TASK MATERIAL:
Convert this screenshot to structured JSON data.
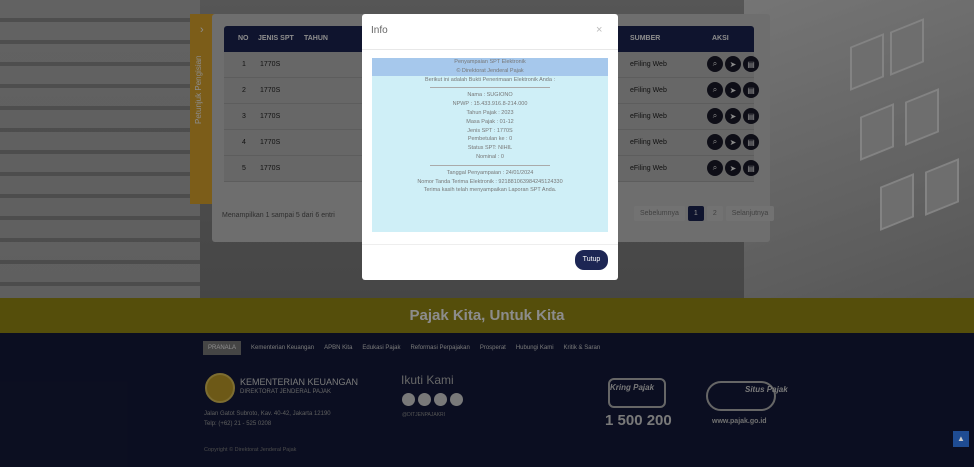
{
  "side_tab": {
    "label": "Petunjuk Pengisian",
    "arrow": "›"
  },
  "table": {
    "headers": [
      "NO",
      "JENIS SPT",
      "TAHUN",
      "SUMBER",
      "AKSI"
    ],
    "rows": [
      {
        "no": "1",
        "jenis": "1770S",
        "tahun": "2",
        "sumber": "eFiling Web"
      },
      {
        "no": "2",
        "jenis": "1770S",
        "tahun": "2",
        "sumber": "eFiling Web"
      },
      {
        "no": "3",
        "jenis": "1770S",
        "tahun": "2",
        "sumber": "eFiling Web"
      },
      {
        "no": "4",
        "jenis": "1770S",
        "tahun": "2",
        "sumber": "eFiling Web"
      },
      {
        "no": "5",
        "jenis": "1770S",
        "tahun": "2",
        "sumber": "eFiling Web"
      }
    ],
    "showing": "Menampilkan 1 sampai 5 dari 6 entri",
    "pager": {
      "prev": "Sebelumnya",
      "p1": "1",
      "p2": "2",
      "next": "Selanjutnya"
    }
  },
  "tagline": "Pajak Kita, Untuk Kita",
  "footer": {
    "nav": [
      "PRANALA",
      "Kementerian Keuangan",
      "APBN Kita",
      "Edukasi Pajak",
      "Reformasi Perpajakan",
      "Prosperat",
      "Hubungi Kami",
      "Kritik & Saran"
    ],
    "kemen_title": "KEMENTERIAN KEUANGAN",
    "kemen_sub": "DIREKTORAT JENDERAL PAJAK",
    "address": "Jalan Gatot Subroto, Kav. 40-42, Jakarta 12190",
    "phone_line": "Telp: (+62) 21 - 525 0208",
    "ikuti": "Ikuti Kami",
    "handle": "@DITJENPAJAKRI",
    "kring": "Kring Pajak",
    "kring_number": "1 500 200",
    "situs": "Situs Pajak",
    "site": "www.pajak.go.id",
    "copyright": "Copyright © Direktorat Jenderal Pajak"
  },
  "modal": {
    "title": "Info",
    "close": "×",
    "lines_header": [
      "Penyampaian SPT Elektronik",
      "© Direktorat Jenderal Pajak"
    ],
    "intro": "Berikut ini adalah Bukti Penerimaan Elektronik Anda :",
    "details": [
      "Nama : SUGIONO",
      "NPWP : 15.433.916.8-214.000",
      "Tahun Pajak : 2023",
      "Masa Pajak : 01-12",
      "Jenis SPT : 1770S",
      "Pembetulan ke : 0",
      "Status SPT: NIHIL",
      "Nominal : 0"
    ],
    "footer_lines": [
      "Tanggal Penyampaian : 24/01/2024",
      "Nomor Tanda Terima Elektronik : 921881063984245124330",
      "Terima kasih telah menyampaikan Laporan SPT Anda."
    ],
    "button": "Tutup"
  }
}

THE PROBLEM: Count each line above in which the string "Elektronik" appears, then state only the total.

CORRECT RESULT: 3